> Tarefas do exercício
(1) Responda com base no artigo sobre o papa Francisco:
(a) Quem assina o artigo e para qual veículo?
(b) Quais ateus são citados como pessoas com quem o papa se entende melhor?
(c) De que cidade Francisco era cardeal?
(2) Na listagem, altere o trecho que começa na linha que contém "trash-icon[interactable]: 🗑 —" e vai até o fim da listagem, com ambas as extremidades incluídas. Troque "list-item" por "entry-item", mantenha todo o resto igual e devolva apenas essas linhas.

> Trecho do documento
★ ★ ★

Pular para o conteúdo principal

Papa Francisco mostra ter simpatia por ateus cristãos

por Juan Arias
para El País Brasil

Papa parece se
dar bem com Fidel
e outros descrentes
Está cada vez mais claro que o papa Francisco se entende melhor com ateus como José Mujica ou Raul Castro, do que com alguns católicos tradicionais que não perdoam que ele tenha se despojado de todos os símbolos do poder papal, herdados do Império Romano, quando a Igreja passou de perseguida e escondida nas catacumbas para se tornar a religião do Estado.

Francisco teria simpatia pelo ateísmo cristão? Quando o Vaticano recebe em audiência políticos ateus, dá a impressão de que conversa à vontade com eles.

Ateus e agnósticos se sentem atraídos pela figura do pontífice, o qual alguns membros da Cúria afirmam com certo desdém que “não parece papa”.

Aqueles que conhecem Francisco de perto confirmam que, quando era cardeal de Buenos Aires, sempre manteve uma relação cordial com não crentes e ateus, assim como com os líderes de outras religiões.

★ ★ ★

> Listagem fornecida
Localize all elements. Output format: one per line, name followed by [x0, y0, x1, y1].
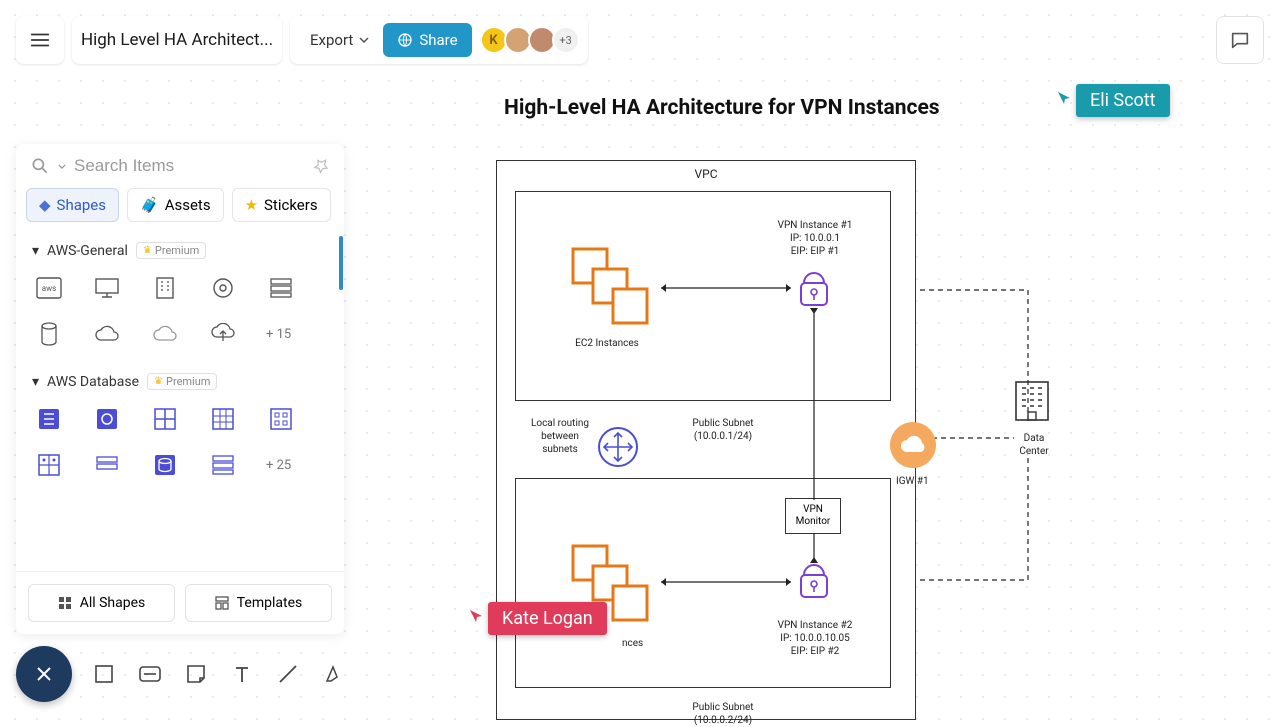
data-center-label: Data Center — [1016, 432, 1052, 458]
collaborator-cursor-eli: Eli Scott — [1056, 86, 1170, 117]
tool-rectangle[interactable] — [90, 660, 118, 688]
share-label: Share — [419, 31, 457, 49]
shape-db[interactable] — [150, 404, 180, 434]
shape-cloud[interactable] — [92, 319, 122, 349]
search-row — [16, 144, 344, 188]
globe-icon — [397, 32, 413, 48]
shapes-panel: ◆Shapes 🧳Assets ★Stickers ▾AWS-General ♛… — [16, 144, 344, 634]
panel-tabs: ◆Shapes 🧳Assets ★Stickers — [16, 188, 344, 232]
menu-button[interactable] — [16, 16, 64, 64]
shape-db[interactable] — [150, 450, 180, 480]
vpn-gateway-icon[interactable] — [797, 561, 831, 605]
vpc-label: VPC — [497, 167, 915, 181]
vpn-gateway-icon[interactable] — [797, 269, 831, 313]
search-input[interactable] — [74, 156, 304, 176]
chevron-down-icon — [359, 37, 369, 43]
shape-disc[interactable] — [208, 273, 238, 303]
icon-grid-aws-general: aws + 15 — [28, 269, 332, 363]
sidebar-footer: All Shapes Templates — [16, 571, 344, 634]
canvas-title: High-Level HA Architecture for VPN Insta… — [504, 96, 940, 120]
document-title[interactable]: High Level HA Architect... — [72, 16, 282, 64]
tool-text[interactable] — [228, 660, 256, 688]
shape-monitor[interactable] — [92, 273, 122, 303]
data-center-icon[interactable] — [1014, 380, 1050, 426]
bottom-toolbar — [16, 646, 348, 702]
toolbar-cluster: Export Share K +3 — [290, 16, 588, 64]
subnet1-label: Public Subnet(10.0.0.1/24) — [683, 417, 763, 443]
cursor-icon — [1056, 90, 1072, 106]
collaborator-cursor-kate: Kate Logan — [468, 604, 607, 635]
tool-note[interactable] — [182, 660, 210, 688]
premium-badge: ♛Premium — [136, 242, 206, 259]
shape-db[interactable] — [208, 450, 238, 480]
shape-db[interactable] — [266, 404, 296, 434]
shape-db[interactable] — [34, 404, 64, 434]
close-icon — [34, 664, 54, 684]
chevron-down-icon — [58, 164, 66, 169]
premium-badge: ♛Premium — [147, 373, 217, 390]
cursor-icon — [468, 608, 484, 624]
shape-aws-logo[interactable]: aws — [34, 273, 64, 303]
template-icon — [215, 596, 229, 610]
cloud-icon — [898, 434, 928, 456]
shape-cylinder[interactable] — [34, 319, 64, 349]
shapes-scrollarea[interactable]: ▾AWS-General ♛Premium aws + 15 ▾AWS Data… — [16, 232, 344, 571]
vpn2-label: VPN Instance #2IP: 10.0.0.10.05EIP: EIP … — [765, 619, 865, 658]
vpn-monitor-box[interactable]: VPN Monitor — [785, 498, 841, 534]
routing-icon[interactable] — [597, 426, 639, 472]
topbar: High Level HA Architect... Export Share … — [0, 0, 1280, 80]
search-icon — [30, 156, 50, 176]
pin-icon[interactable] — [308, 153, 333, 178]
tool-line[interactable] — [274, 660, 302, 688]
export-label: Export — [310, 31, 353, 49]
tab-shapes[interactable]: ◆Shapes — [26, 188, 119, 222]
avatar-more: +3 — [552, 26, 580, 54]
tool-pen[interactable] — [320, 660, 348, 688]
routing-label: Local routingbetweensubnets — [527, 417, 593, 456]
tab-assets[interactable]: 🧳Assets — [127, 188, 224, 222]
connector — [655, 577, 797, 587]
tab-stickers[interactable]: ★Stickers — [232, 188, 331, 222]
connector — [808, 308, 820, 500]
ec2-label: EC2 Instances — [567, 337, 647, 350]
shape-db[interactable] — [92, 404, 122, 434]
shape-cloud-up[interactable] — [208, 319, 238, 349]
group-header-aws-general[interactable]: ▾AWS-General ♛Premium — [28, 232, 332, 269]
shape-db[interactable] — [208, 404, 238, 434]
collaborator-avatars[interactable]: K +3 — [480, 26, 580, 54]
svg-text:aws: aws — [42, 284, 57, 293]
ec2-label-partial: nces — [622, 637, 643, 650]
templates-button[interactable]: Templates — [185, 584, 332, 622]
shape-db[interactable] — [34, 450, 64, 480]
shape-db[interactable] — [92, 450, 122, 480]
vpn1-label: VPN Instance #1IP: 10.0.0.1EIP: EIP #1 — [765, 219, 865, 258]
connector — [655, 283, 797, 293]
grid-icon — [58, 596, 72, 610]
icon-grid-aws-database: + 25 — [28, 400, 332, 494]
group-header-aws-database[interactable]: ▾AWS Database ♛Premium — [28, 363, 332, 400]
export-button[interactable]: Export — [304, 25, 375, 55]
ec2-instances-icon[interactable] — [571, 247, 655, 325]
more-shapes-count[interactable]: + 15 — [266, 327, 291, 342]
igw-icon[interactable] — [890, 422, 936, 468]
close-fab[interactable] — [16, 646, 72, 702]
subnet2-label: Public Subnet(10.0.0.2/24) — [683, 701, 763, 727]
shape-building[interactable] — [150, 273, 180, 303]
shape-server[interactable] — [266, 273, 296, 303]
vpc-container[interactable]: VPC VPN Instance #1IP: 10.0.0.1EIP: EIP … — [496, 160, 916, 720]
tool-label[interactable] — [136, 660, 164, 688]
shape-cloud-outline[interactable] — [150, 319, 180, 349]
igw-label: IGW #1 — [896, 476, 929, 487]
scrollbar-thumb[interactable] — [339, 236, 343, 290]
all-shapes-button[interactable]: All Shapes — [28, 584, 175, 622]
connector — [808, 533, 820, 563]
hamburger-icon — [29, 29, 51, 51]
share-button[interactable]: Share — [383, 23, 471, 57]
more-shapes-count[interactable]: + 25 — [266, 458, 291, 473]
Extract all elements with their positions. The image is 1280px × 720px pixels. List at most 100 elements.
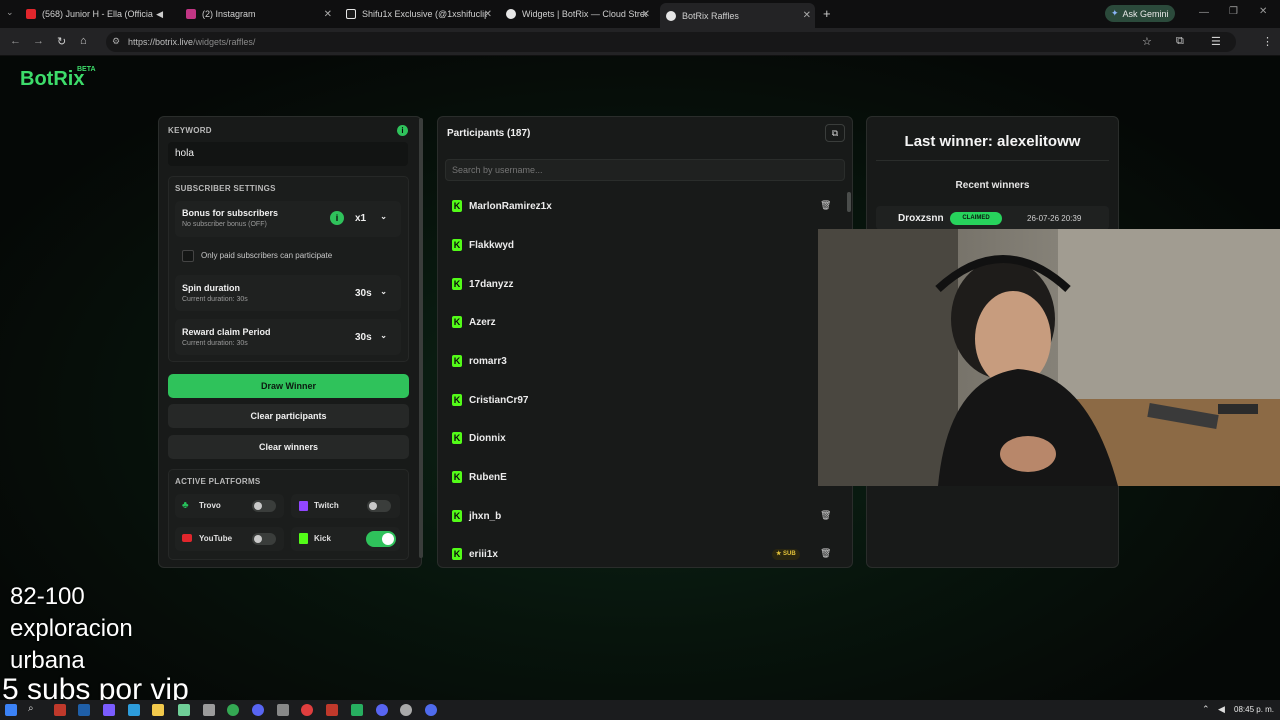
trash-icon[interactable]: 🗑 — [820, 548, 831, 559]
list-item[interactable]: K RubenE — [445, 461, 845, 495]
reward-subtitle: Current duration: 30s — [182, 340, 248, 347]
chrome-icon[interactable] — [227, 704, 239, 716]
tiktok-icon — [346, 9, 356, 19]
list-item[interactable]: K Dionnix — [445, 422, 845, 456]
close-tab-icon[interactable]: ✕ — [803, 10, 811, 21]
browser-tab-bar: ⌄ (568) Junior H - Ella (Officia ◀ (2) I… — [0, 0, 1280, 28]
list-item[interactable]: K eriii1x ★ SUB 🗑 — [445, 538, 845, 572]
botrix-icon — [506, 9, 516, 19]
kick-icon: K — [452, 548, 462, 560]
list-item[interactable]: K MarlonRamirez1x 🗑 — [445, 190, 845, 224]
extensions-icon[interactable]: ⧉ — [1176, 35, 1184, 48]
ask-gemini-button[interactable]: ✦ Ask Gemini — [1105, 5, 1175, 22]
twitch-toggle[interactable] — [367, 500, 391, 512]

★ ★ ★

> Respostas por tarefa
(1)
(a) Juan Arias, para El País Brasil.
(b) José Mujica e Raul Castro.
(c) Buenos Aires.

(2)
trash-icon[interactable]: 🗑 — [820, 548, 831, 559]
entry-item[interactable]: K RubenE — [445, 461, 845, 495]
reward-subtitle: Current duration: 30s — [182, 340, 248, 347]
chrome-icon[interactable] — [227, 704, 239, 716]
tiktok-icon — [346, 9, 356, 19]
entry-item[interactable]: K Dionnix — [445, 422, 845, 456]
close-tab-icon[interactable]: ✕ — [803, 10, 811, 21]
browser-tab-bar: ⌄ (568) Junior H - Ella (Officia ◀ (2) I… — [0, 0, 1280, 28]
entry-item[interactable]: K eriii1x ★ SUB 🗑 — [445, 538, 845, 572]
botrix-icon — [506, 9, 516, 19]
kick-icon: K — [452, 548, 462, 560]
entry-item[interactable]: K MarlonRamirez1x 🗑 — [445, 190, 845, 224]
extensions-icon[interactable]: ⧉ — [1176, 35, 1184, 48]
ask-gemini-button[interactable]: ✦ Ask Gemini — [1105, 5, 1175, 22]
twitch-toggle[interactable] — [367, 500, 391, 512]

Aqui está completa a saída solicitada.